▶ **PROBLEM STATEMENT**
Write out every line of the material exactly as it appears.

Records contained in a dataset
-- start --

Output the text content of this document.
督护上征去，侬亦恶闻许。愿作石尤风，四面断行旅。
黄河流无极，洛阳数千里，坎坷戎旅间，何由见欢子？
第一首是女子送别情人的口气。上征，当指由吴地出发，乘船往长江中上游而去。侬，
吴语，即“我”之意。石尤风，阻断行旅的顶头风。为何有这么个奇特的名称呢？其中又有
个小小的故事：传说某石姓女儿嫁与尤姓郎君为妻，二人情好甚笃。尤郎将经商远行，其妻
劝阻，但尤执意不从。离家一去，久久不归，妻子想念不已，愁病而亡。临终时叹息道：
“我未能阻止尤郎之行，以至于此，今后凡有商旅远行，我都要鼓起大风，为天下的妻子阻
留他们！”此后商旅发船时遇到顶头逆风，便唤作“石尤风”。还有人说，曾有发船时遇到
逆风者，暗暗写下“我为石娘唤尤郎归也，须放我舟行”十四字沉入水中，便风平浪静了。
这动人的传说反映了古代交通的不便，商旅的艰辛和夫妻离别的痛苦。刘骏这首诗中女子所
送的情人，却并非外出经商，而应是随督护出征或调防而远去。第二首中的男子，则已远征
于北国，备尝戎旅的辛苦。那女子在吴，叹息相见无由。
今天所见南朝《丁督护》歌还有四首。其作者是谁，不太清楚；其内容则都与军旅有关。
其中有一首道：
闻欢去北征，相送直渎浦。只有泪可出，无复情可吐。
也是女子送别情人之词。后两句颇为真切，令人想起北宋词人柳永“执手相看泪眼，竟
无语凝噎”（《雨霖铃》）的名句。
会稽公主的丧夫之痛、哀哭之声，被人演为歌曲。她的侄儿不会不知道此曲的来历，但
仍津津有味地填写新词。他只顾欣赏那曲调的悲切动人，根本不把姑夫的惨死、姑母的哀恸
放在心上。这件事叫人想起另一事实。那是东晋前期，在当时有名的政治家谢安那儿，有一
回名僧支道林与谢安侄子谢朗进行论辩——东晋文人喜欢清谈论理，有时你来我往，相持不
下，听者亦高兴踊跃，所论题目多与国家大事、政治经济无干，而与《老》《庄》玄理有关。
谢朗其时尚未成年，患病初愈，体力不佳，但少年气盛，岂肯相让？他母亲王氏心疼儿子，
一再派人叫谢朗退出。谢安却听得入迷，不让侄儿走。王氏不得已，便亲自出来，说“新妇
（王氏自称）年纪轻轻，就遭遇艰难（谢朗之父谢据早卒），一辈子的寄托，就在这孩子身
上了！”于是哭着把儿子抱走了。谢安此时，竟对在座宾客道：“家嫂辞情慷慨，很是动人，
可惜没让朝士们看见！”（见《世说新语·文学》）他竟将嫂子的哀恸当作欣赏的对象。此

-- end --

▶ **RESULT OF THE TASK**
Output the text content of this document.
督护上征去，侬亦恶闻许。愿作石尤风，四面断行旅。
黄河流无极，洛阳数千里，坎坷戎旅间，何由见欢子？
第一首是女子送别情人的口气。上征，当指由吴地出发，乘船往长江中上游而去。侬，
吴语，即“我”之意。石尤风，阻断行旅的顶头风。为何有这么个奇特的名称呢？其中又有
个小小的故事：传说某石姓女儿嫁与尤姓郎君为妻，二人情好甚笃。尤郎将经商远行，其妻
劝阻，但尤执意不从。离家一去，久久不归，妻子想念不已，愁病而亡。临终时叹息道：
“我未能阻止尤郎之行，以至于此，今后凡有商旅远行，我都要鼓起大风，为天下的妻子阻
留他们！”此后商旅发船时遇到顶头逆风，便唤作“石尤风”。还有人说，曾有发船时遇到
逆风者，暗暗写下“我为石娘唤尤郎归也，须放我舟行”十四字沉入水中，便风平浪静了。
这动人的传说反映了古代交通的不便，商旅的艰辛和夫妻离别的痛苦。刘骏这首诗中女子所
送的情人，却并非外出经商，而应是随督护出征或调防而远去。第二首中的男子，则已远征
于北国，备尝戎旅的辛苦。那女子在吴，叹息相见无由。
今天所见南朝《丁督护》歌还有四首。其作者是谁，不太清楚；其内容则都与军旅有关。
其中有一首道：
闻欢去北征，相送直渎浦。只有泪可出，无复情可吐。
也是女子送别情人之词。后两句颇为真切，令人想起北宋词人柳永“执手相看泪眼，竟
无语凝噎”（《雨霖铃》）的名句。
会稽公主的丧夫之痛、哀哭之声，被人演为歌曲。她的侄儿不会不知道此曲的来历，但
仍津津有味地填写新词。他只顾欣赏那曲调的悲切动人，根本不把姑夫的惨死、姑母的哀恸
放在心上。这件事叫人想起另一事实。那是东晋前期，在当时有名的政治家谢安那儿，有一
回名僧支道林与谢安侄子谢朗进行论辩——东晋文人喜欢清谈论理，有时你来我往，相持不
下，听者亦高兴踊跃，所论题目多与国家大事、政治经济无干，而与《老》《庄》玄理有关。
谢朗其时尚未成年，患病初愈，体力不佳，但少年气盛，岂肯相让？他母亲王氏心疼儿子，
一再派人叫谢朗退出。谢安却听得入迷，不让侄儿走。王氏不得已，便亲自出来，说“新妇
（王氏自称）年纪轻轻，就遭遇艰难（谢朗之父谢据早卒），一辈子的寄托，就在这孩子身
上了！”于是哭着把儿子抱走了。谢安此时，竟对在座宾客道：“家嫂辞情慷慨，很是动人，
可惜没让朝士们看见！”（见《世说新语·文学》）他竟将嫂子的哀恸当作欣赏的对象。此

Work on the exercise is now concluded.